### [ARTICLE]
▬▬▬▬▬▬

For the past few days rumors of a new plan to regulate Wall Street have been referenced in Washington. The way this really works is that the 22-page document can discussed but not fully revealed or published. If the public reaction is good, then the Administration (all Administrations do this) makes a formal announcement and takes credit. If the public reaction is bad, then the plan can be magically changed or given over to a committee or group to “study” — a code word meaning buried in the deepest mine anyone can find.

We now have the Bush plan to reform Wall Street and thus a portion of the mortgage marketplace. Michael Mandel of Business Week says:

“In the middle of perhaps the greatest financial upheaval since the Great Depression, Treasury Secretary Hank Paulson is proposing a change in financial regulations which basically amounts to a big wink to Wall Street. His plan will go nowhere, both for political and practical reasons. In fact, it does not even meet the minimum standard of improving transparency, which would reduce the possibility of a similar crisis in the future.”

▬▬▬▬▬▬

### [RAW DATA]
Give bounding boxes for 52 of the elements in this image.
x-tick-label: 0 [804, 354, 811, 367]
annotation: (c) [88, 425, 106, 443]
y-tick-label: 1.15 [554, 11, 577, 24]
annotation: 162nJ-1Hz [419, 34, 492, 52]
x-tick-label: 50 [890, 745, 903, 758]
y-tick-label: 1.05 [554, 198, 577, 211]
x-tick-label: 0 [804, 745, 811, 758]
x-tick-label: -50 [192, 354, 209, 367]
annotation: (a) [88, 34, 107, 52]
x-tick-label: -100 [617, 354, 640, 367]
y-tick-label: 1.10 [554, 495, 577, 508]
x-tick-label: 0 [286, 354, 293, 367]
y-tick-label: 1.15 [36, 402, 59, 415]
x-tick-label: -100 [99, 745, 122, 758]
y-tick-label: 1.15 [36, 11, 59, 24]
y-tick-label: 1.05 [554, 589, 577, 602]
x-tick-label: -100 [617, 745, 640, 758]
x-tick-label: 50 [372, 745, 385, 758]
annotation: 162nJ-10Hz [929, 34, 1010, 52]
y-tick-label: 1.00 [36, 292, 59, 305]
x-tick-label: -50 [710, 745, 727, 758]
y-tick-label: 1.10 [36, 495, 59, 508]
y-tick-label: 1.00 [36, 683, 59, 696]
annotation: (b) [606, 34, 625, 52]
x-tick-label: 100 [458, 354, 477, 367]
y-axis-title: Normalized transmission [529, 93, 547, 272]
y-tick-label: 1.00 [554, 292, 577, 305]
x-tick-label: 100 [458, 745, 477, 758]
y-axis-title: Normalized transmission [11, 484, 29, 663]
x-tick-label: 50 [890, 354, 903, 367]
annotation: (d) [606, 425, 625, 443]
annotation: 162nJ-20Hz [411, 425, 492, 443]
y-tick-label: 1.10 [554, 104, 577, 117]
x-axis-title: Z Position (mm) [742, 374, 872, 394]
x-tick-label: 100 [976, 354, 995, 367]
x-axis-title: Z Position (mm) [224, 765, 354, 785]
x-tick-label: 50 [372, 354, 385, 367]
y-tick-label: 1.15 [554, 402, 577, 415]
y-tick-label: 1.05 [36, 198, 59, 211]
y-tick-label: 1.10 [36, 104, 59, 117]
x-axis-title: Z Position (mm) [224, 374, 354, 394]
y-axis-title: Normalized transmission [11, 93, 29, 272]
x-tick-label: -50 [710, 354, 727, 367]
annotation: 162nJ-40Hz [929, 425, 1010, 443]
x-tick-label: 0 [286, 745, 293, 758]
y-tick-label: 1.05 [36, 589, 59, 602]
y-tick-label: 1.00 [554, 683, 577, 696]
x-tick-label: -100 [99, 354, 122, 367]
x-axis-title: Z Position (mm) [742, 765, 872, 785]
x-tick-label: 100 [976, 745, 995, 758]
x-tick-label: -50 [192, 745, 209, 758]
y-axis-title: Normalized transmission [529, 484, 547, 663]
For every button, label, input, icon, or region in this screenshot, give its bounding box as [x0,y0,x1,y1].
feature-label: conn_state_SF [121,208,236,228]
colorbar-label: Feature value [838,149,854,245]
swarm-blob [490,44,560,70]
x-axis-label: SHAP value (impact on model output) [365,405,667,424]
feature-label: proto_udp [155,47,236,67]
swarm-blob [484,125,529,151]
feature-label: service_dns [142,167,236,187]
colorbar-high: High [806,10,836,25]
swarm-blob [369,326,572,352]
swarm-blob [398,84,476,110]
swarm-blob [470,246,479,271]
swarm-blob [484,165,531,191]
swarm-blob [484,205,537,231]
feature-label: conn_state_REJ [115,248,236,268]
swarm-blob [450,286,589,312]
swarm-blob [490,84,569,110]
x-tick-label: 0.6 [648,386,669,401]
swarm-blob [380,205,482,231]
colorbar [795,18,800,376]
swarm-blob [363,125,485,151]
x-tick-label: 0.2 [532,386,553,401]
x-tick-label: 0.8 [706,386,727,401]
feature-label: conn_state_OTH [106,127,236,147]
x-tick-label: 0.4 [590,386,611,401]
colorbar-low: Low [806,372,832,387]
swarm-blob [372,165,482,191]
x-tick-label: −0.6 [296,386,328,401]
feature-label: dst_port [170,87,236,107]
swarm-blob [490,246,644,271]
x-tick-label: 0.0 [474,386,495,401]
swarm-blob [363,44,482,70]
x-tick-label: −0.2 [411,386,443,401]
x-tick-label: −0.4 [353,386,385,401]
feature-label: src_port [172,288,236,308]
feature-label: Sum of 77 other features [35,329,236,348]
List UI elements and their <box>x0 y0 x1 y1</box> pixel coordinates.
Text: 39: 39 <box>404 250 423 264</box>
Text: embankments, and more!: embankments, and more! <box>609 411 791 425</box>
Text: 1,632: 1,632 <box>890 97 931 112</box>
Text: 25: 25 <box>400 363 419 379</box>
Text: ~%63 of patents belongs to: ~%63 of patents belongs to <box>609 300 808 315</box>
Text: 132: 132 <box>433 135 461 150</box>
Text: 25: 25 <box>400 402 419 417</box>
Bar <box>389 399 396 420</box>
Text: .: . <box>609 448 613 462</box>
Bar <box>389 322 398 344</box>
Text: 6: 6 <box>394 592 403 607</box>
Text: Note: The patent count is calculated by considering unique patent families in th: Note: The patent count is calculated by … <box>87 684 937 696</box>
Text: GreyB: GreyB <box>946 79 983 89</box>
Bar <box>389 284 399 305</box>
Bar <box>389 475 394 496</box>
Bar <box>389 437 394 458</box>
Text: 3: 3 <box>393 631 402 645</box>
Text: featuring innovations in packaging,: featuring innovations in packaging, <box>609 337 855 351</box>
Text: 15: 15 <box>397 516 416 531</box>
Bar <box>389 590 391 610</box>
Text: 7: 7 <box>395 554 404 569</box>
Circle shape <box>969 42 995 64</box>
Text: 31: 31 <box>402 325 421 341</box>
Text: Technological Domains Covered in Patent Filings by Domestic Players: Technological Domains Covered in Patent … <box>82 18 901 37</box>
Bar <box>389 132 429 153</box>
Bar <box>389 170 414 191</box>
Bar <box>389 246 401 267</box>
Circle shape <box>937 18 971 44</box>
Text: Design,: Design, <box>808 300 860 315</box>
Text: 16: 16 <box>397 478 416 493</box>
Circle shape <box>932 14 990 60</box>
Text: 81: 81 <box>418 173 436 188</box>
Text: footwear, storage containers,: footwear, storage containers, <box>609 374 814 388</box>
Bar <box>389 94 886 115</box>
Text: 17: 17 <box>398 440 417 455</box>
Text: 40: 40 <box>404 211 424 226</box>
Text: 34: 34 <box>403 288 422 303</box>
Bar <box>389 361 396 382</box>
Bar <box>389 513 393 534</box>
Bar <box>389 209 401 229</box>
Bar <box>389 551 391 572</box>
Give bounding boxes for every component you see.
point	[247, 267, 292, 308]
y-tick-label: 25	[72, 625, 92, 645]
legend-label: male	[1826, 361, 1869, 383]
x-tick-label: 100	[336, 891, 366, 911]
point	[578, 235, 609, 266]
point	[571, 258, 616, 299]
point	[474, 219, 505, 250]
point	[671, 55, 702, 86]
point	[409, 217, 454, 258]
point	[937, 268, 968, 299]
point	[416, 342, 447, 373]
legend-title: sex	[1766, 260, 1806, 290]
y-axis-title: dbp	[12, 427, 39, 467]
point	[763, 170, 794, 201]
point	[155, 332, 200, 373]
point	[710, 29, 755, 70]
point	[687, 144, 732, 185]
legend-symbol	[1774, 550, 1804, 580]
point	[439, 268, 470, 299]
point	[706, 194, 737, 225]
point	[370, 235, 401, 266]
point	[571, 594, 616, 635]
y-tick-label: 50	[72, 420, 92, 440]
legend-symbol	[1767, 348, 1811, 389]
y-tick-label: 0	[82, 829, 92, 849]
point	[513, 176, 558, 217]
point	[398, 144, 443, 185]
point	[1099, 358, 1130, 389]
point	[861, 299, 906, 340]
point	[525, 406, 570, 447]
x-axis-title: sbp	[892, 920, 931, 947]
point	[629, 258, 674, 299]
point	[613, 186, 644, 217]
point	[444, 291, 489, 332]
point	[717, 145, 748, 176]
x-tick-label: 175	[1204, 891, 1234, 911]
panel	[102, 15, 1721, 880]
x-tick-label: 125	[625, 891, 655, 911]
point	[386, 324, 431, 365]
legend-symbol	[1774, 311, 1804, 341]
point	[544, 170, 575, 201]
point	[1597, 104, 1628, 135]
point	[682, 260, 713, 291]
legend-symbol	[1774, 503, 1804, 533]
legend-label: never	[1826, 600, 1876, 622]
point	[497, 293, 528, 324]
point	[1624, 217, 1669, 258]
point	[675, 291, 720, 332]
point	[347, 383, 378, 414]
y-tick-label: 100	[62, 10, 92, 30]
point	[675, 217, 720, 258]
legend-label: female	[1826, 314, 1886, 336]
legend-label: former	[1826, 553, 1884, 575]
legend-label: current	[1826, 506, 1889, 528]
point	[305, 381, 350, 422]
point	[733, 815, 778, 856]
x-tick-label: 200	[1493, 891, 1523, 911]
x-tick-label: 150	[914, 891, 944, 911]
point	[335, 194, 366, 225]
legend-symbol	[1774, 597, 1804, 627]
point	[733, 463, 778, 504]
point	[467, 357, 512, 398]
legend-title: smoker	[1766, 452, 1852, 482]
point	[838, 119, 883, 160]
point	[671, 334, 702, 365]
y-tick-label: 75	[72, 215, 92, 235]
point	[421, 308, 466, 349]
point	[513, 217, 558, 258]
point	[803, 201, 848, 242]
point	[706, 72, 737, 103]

▬▬▬▬▬▬

### [WRITTEN REQUEST A]
In the Wall Street regulation article, which Business Week writer is quoted on the Paulson plan?
### [WRITTEN REQUEST B]
Write a continuation of the Wall Street regulation article that picks up after its final sentence.
The entries above are separate from the Wall Street regulation article.

### [RESULT A]
Michael Mandel

### [RESULT B]
Mandel adds that “for political reasons, nothing is going to happen until after the presidential election. The Democrats in Congress have no reason to sign onto the Paulson plan. But the next president—whoever it may be—should put financial transparency at the top of the regulatory agenda.”

Over at the New York Times, Nelson D. Scwartz and Floyd Norris report that “Although the proposal would impose the first regulation of hedge funds and private equity funds, that oversight would have a light touch, enabling the government to do little beyond collecting information — except in times of crisis.

“The regulatory umbrella created in the 1930s would grow wider, with power concentrated in fewer agencies. But that authority would be limited, doing virtually nothing to regulate the many new financial products whose unwise use has been a culprit in the current financial crisis.”

For those who may not know, at least at the mortgage end such proposals are junk. The Federal Reserve ALREADY has the power to regulate national banks and their mortgage subsidiaries under the Home Owner and Equity Protection Act (HOEPA)

As we have previously noted, under HOEPA’s Section 129(I), the Federal Reserve has expansive powers to deal with unfair and deceptive acts or practices (UDAP) regarding ALL loans. As Michael Calhoun, President of the Center for Responsible Lending, says, “the Board has not used this authority.” If the government doesn’t define any lender actions as unfair and unconscionable then what claims can be made by borrowers?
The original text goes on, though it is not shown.